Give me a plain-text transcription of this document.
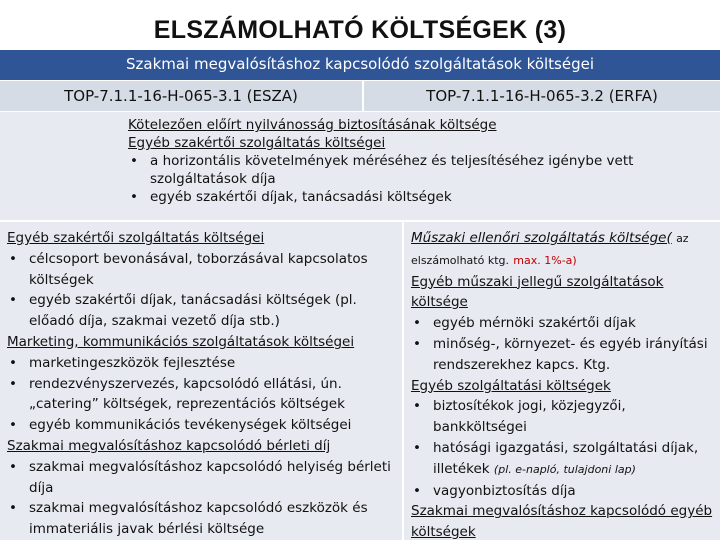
ELSZÁMOLHATÓ KÖLTSÉGEK (3)
Szakmai megvalósításhoz kapcsolódó szolgáltatások költségei
TOP-7.1.1-16-H-065-3.1 (ESZA)	TOP-7.1.1-16-H-065-3.2 (ERFA)
Kötelezően előírt nyilvánosság biztosításának költsége
Egyéb szakértői szolgáltatás költségei
• a horizontális követelmények méréséhez és teljesítéséhez igénybe vett szolgáltatások díja
• egyéb szakértői díjak, tanácsadási költségek
Egyéb szakértői szolgáltatás költségei
• célcsoport bevonásával, toborzásával kapcsolatos költségek
• egyéb szakértői díjak, tanácsadási költségek (pl. előadó díja, szakmai vezető díja stb.)
Marketing, kommunikációs szolgáltatások költségei
• marketingeszközök fejlesztése
• rendezvényszervezés, kapcsolódó ellátási, ún. „catering” költségek, reprezentációs költségek
• egyéb kommunikációs tevékenységek költségei
Szakmai megvalósításhoz kapcsolódó bérleti díj
• szakmai megvalósításhoz kapcsolódó helyiség bérleti díja
• szakmai megvalósításhoz kapcsolódó eszközök és immateriális javak bérlési költsége
Műszaki ellenőri szolgáltatás költsége( az
elszámolható ktg. max. 1%-a)
Egyéb műszaki jellegű szolgáltatások költsége
• egyéb mérnöki szakértői díjak
• minőség-, környezet- és egyéb irányítási rendszerekhez kapcs. Ktg.
Egyéb szolgáltatási költségek
• biztosítékok jogi, közjegyzői, bankköltségei
• hatósági igazgatási, szolgáltatási díjak, illetékek (pl. e-napló, tulajdoni lap)
• vagyonbiztosítás díja
Szakmai megvalósításhoz kapcsolódó egyéb költségek
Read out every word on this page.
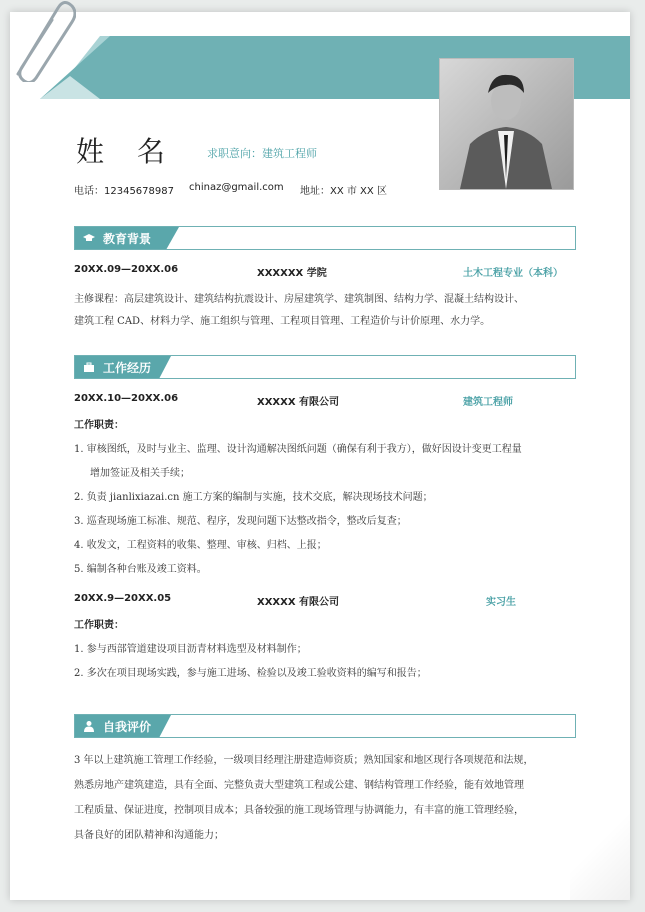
姓 名	求职意向：建筑工程师
电话：12345678987 chinaz@gmail.com 地址：XX 市 XX 区
教育背景
20XX.09—20XX.06	XXXXXX 学院	土木工程专业（本科）
主修课程：高层建筑设计、建筑结构抗震设计、房屋建筑学、建筑制图、结构力学、混凝土结构设计、
建筑工程 CAD、材料力学、施工组织与管理、工程项目管理、工程造价与计价原理、水力学。
工作经历
20XX.10—20XX.06	XXXXX 有限公司	建筑工程师
工作职责：
1. 审核图纸，及时与业主、监理、设计沟通解决图纸问题（确保有利于我方），做好因设计变更工程量
增加签证及相关手续；
2. 负责 jianlixiazai.cn 施工方案的编制与实施，技术交底，解决现场技术问题；
3. 巡查现场施工标准、规范、程序，发现问题下达整改指令，整改后复查；
4. 收发文，工程资料的收集、整理、审核、归档、上报；
5. 编制各种台账及竣工资料。
20XX.9—20XX.05	XXXXX 有限公司	实习生
工作职责：
1. 参与西部管道建设项目沥青材料选型及材料制作；
2. 多次在项目现场实践，参与施工进场、检验以及竣工验收资料的编写和报告；
自我评价
3 年以上建筑施工管理工作经验，一级项目经理注册建造师资质；熟知国家和地区现行各项规范和法规，
熟悉房地产建筑建造，具有全面、完整负责大型建筑工程或公建、钢结构管理工作经验，能有效地管理
工程质量、保证进度，控制项目成本；具备较强的施工现场管理与协调能力，有丰富的施工管理经验，
具备良好的团队精神和沟通能力；
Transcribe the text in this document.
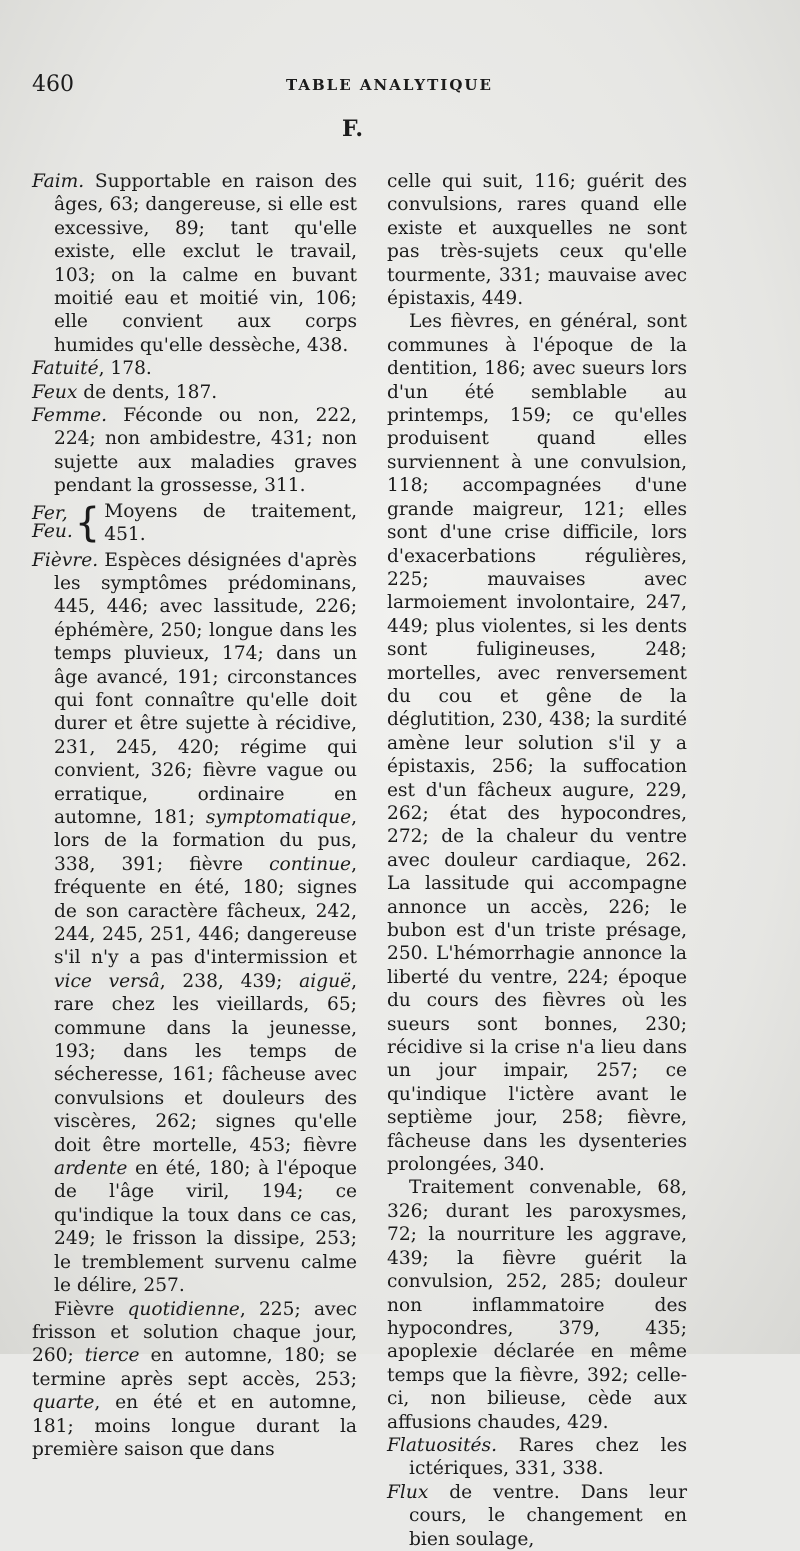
460	TABLE ANALYTIQUE
F.

Faim. Supportable en raison des âges, 63; dangereuse, si elle est excessive, 89; tant qu'elle existe, elle exclut le travail, 103; on la calme en buvant moitié eau et moitié vin, 106; elle convient aux corps humides qu'elle dessèche, 438.

Fatuité, 178.

Feux de dents, 187.

Femme. Féconde ou non, 222, 224; non ambidestre, 431; non sujette aux maladies graves pendant la grossesse, 311.

Fer,
Feu. { Moyens de traitement, 451.

Fièvre. Espèces désignées d'après les symptômes prédominans, 445, 446; avec lassitude, 226; éphémère, 250; longue dans les temps pluvieux, 174; dans un âge avancé, 191; circonstances qui font connaître qu'elle doit durer et être sujette à récidive, 231, 245, 420; régime qui convient, 326; fièvre vague ou erratique, ordinaire en automne, 181; symptomatique, lors de la formation du pus, 338, 391; fièvre continue, fréquente en été, 180; signes de son caractère fâcheux, 242, 244, 245, 251, 446; dangereuse s'il n'y a pas d'intermission et vice versâ, 238, 439; aiguë, rare chez les vieillards, 65; commune dans la jeunesse, 193; dans les temps de sécheresse, 161; fâcheuse avec convulsions et douleurs des viscères, 262; signes qu'elle doit être mortelle, 453; fièvre ardente en été, 180; à l'époque de l'âge viril, 194; ce qu'indique la toux dans ce cas, 249; le frisson la dissipe, 253; le tremblement survenu calme le délire, 257.

Fièvre quotidienne, 225; avec frisson et solution chaque jour, 260; tierce en automne, 180; se termine après sept accès, 253; quarte, en été et en automne, 181; moins longue durant la première saison que dans

celle qui suit, 116; guérit des convulsions, rares quand elle existe et auxquelles ne sont pas très-sujets ceux qu'elle tourmente, 331; mauvaise avec épistaxis, 449.

Les fièvres, en général, sont communes à l'époque de la dentition, 186; avec sueurs lors d'un été semblable au printemps, 159; ce qu'elles produisent quand elles surviennent à une convulsion, 118; accompagnées d'une grande maigreur, 121; elles sont d'une crise difficile, lors d'exacerbations régulières, 225; mauvaises avec larmoiement involontaire, 247, 449; plus violentes, si les dents sont fuligineuses, 248; mortelles, avec renversement du cou et gêne de la déglutition, 230, 438; la surdité amène leur solution s'il y a épistaxis, 256; la suffocation est d'un fâcheux augure, 229, 262; état des hypocondres, 272; de la chaleur du ventre avec douleur cardiaque, 262. La lassitude qui accompagne annonce un accès, 226; le bubon est d'un triste présage, 250. L'hémorrhagie annonce la liberté du ventre, 224; époque du cours des fièvres où les sueurs sont bonnes, 230; récidive si la crise n'a lieu dans un jour impair, 257; ce qu'indique l'ictère avant le septième jour, 258; fièvre, fâcheuse dans les dysenteries prolongées, 340.

Traitement convenable, 68, 326; durant les paroxysmes, 72; la nourriture les aggrave, 439; la fièvre guérit la convulsion, 252, 285; douleur non inflammatoire des hypocondres, 379, 435; apoplexie déclarée en même temps que la fièvre, 392; celle-ci, non bilieuse, cède aux affusions chaudes, 429.

Flatuosités. Rares chez les ictériques, 331, 338.

Flux de ventre. Dans leur cours, le changement en bien soulage,
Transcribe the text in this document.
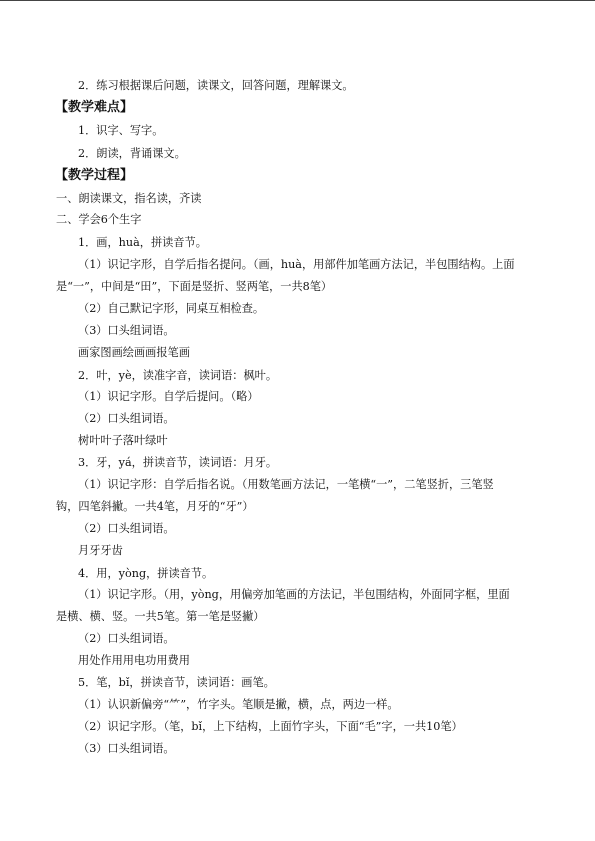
2．练习根据课后问题，读课文，回答问题，理解课文。
【教学难点】
1．识字、写字。
2．朗读，背诵课文。
【教学过程】
一、朗读课文，指名读，齐读
二、学会6个生字
1．画，huà，拼读音节。
（1）识记字形，自学后指名提问。（画，huà，用部件加笔画方法记，半包围结构。上面
是“一”，中间是“田”，下面是竖折、竖两笔，一共8笔）
（2）自己默记字形，同桌互相检查。
（3）口头组词语。
画家图画绘画画报笔画
2．叶，yè，读准字音，读词语：枫叶。
（1）识记字形。自学后提问。（略）
（2）口头组词语。
树叶叶子落叶绿叶
3．牙，yá，拼读音节，读词语：月牙。
（1）识记字形：自学后指名说。（用数笔画方法记，一笔横“一”，二笔竖折，三笔竖
钩，四笔斜撇。一共4笔，月牙的“牙”）
（2）口头组词语。
月牙牙齿
4．用，yòng，拼读音节。
（1）识记字形。（用，yòng，用偏旁加笔画的方法记，半包围结构，外面同字框，里面
是横、横、竖。一共5笔。第一笔是竖撇）
（2）口头组词语。
用处作用用电功用费用
5．笔，bǐ，拼读音节，读词语：画笔。
（1）认识新偏旁“⺮”，竹字头。笔顺是撇，横，点，两边一样。
（2）识记字形。（笔，bǐ，上下结构，上面竹字头，下面“毛”字，一共10笔）
（3）口头组词语。
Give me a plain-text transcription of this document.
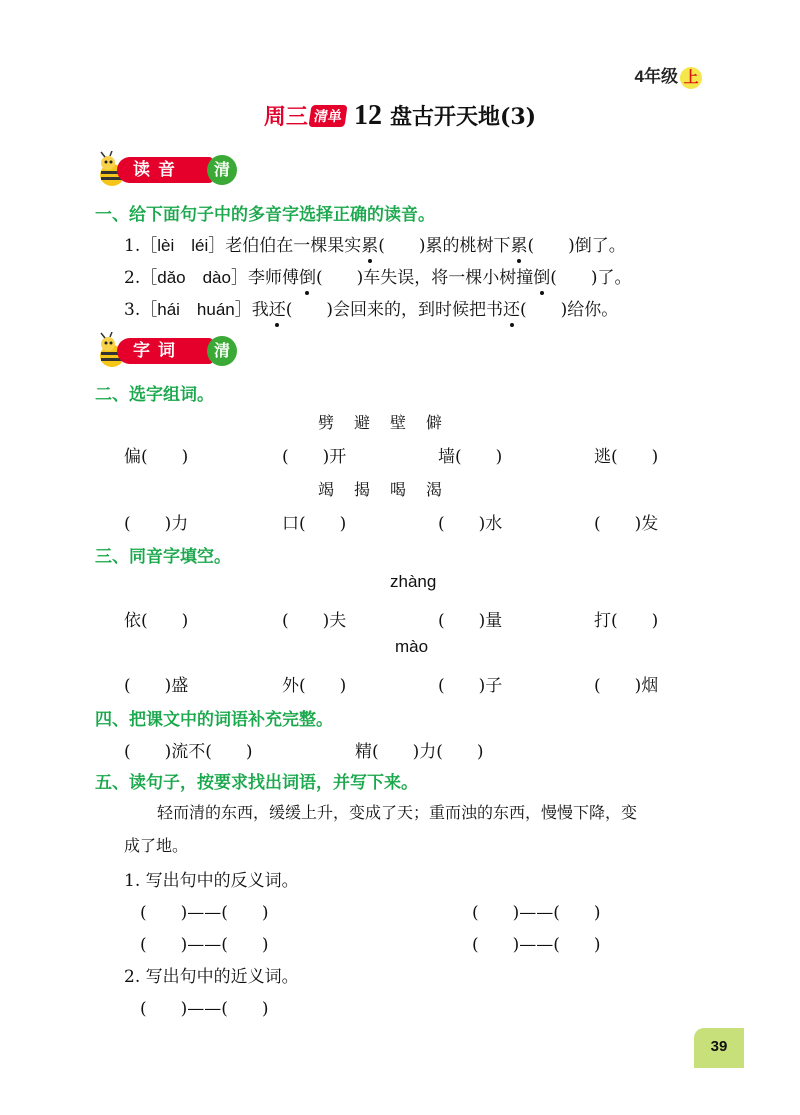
4年级 上
周三 清单 12 盘古开天地(3)
读音	清
一、给下面句子中的多音字选择正确的读音。
1.［lèi　léi］老伯伯在一棵果实累(　　)累的桃树下累(　　)倒了。
2.［dǎo　dào］李师傅倒(　　)车失误，将一棵小树撞倒(　　)了。
3.［hái　huán］我还(　　)会回来的，到时候把书还(　　)给你。
字词	清
二、选字组词。
劈　避　壁　僻
偏(　　)	(　　)开	墙(　　)	逃(　　)
竭　揭　喝　渴
(　　)力	口(　　)	(　　)水	(　　)发
三、同音字填空。
zhàng
依(　　)	(　　)夫	(　　)量	打(　　)
mào
(　　)盛	外(　　)	(　　)子	(　　)烟
四、把课文中的词语补充完整。
(　　)流不(　　)	精(　　)力(　　)
五、读句子，按要求找出词语，并写下来。
轻而清的东西，缓缓上升，变成了天；重而浊的东西，慢慢下降，变
成了地。
1. 写出句中的反义词。
(　　)——(　　)	(　　)——(　　)
(　　)——(　　)	(　　)——(　　)
2. 写出句中的近义词。
(　　)——(　　)
39
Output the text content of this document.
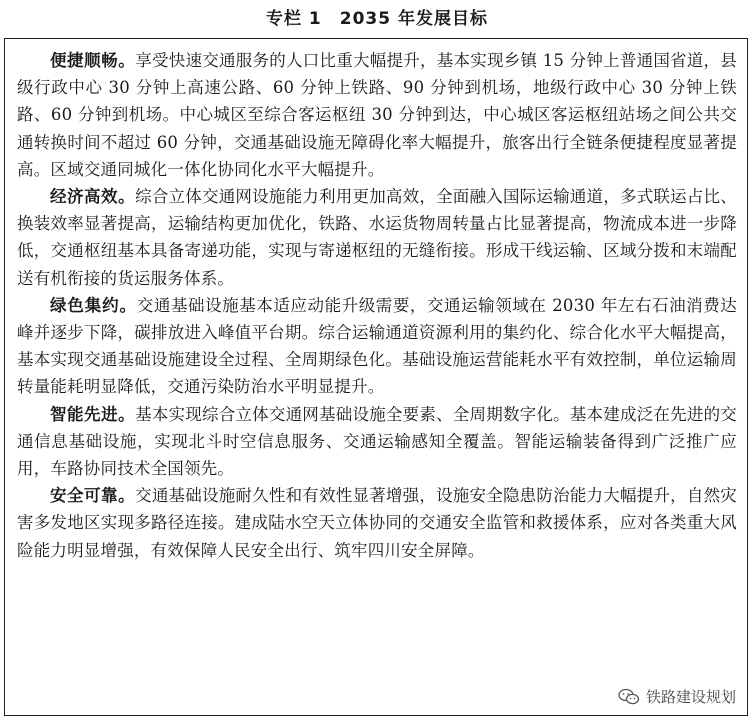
专栏 1　2035 年发展目标

便捷顺畅。享受快速交通服务的人口比重大幅提升，基本实现乡镇 15 分钟上普通国省道，县级行政中心 30 分钟上高速公路、60 分钟上铁路、90 分钟到机场，地级行政中心 30 分钟上铁路、60 分钟到机场。中心城区至综合客运枢纽 30 分钟到达，中心城区客运枢纽站场之间公共交通转换时间不超过 60 分钟，交通基础设施无障碍化率大幅提升，旅客出行全链条便捷程度显著提高。区域交通同城化一体化协同化水平大幅提升。

经济高效。综合立体交通网设施能力利用更加高效，全面融入国际运输通道，多式联运占比、换装效率显著提高，运输结构更加优化，铁路、水运货物周转量占比显著提高，物流成本进一步降低，交通枢纽基本具备寄递功能，实现与寄递枢纽的无缝衔接。形成干线运输、区域分拨和末端配送有机衔接的货运服务体系。

绿色集约。交通基础设施基本适应动能升级需要，交通运输领域在 2030 年左右石油消费达峰并逐步下降，碳排放进入峰值平台期。综合运输通道资源利用的集约化、综合化水平大幅提高，基本实现交通基础设施建设全过程、全周期绿色化。基础设施运营能耗水平有效控制，单位运输周转量能耗明显降低，交通污染防治水平明显提升。

智能先进。基本实现综合立体交通网基础设施全要素、全周期数字化。基本建成泛在先进的交通信息基础设施，实现北斗时空信息服务、交通运输感知全覆盖。智能运输装备得到广泛推广应用，车路协同技术全国领先。

安全可靠。交通基础设施耐久性和有效性显著增强，设施安全隐患防治能力大幅提升，自然灾害多发地区实现多路径连接。建成陆水空天立体协同的交通安全监管和救援体系，应对各类重大风险能力明显增强，有效保障人民安全出行、筑牢四川安全屏障。

铁路建设规划
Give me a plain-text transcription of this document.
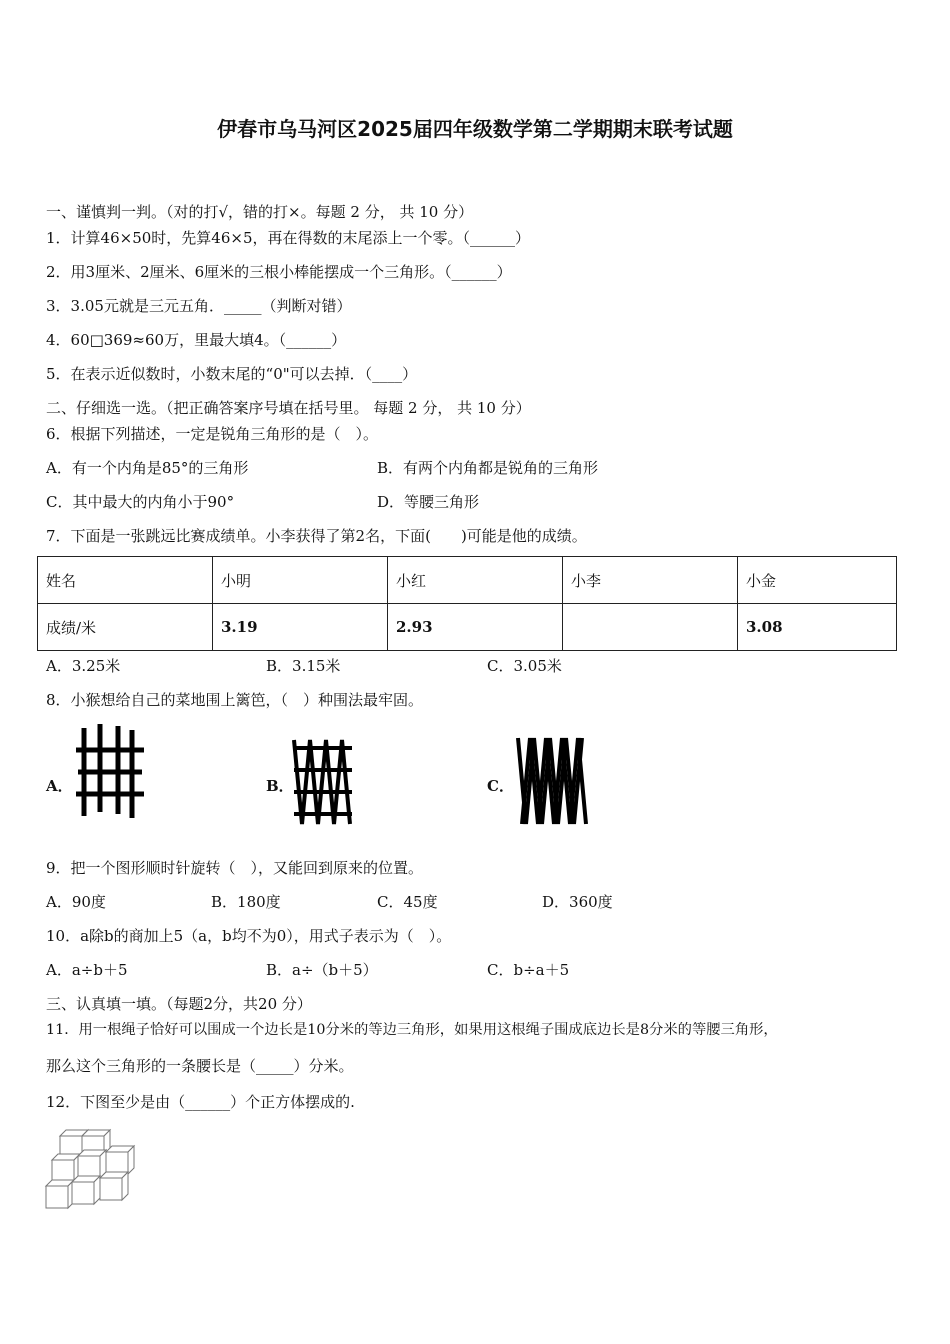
伊春市乌马河区2025届四年级数学第二学期期末联考试题
一、谨慎判一判。（对的打√，错的打×。每题 2 分， 共 10 分）
1．计算46×50时，先算46×5，再在得数的末尾添上一个零。（______）
2．用3厘米、2厘米、6厘米的三根小棒能摆成一个三角形。（______）
3．3.05元就是三元五角．_____（判断对错）
4．60□369≈60万，里最大填4。（______）
5．在表示近似数时，小数末尾的“0"可以去掉．（____）
二、仔细选一选。（把正确答案序号填在括号里。 每题 2 分， 共 10 分）
6．根据下列描述，一定是锐角三角形的是（　）。
A．有一个内角是85°的三角形	B．有两个内角都是锐角的三角形
C．其中最大的内角小于90°	D．等腰三角形
7．下面是一张跳远比赛成绩单。小李获得了第2名，下面(　　)可能是他的成绩。
姓名	小明	小红	小李	小金
成绩/米	3.19	2.93		3.08
A．3.25米	B．3.15米	C．3.05米
8．小猴想给自己的菜地围上篱笆，（　）种围法最牢固。
A．	B．	C．
9．把一个图形顺时针旋转（　），又能回到原来的位置。
A．90度	B．180度	C．45度	D．360度
10．a除b的商加上5（a，b均不为0），用式子表示为（　）。
A．a÷b＋5	B．a÷（b＋5）	C．b÷a＋5
三、认真填一填。（每题2分，共20 分）
11．用一根绳子恰好可以围成一个边长是10分米的等边三角形，如果用这根绳子围成底边长是8分米的等腰三角形，
那么这个三角形的一条腰长是（_____）分米。
12．下图至少是由（______）个正方体摆成的.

WORK INSTRUCTIONS » A line counts if it holds the word "szakértői". Work out how many lines in the listing count, and give only that number.

COMPLETE OUTPUT » 5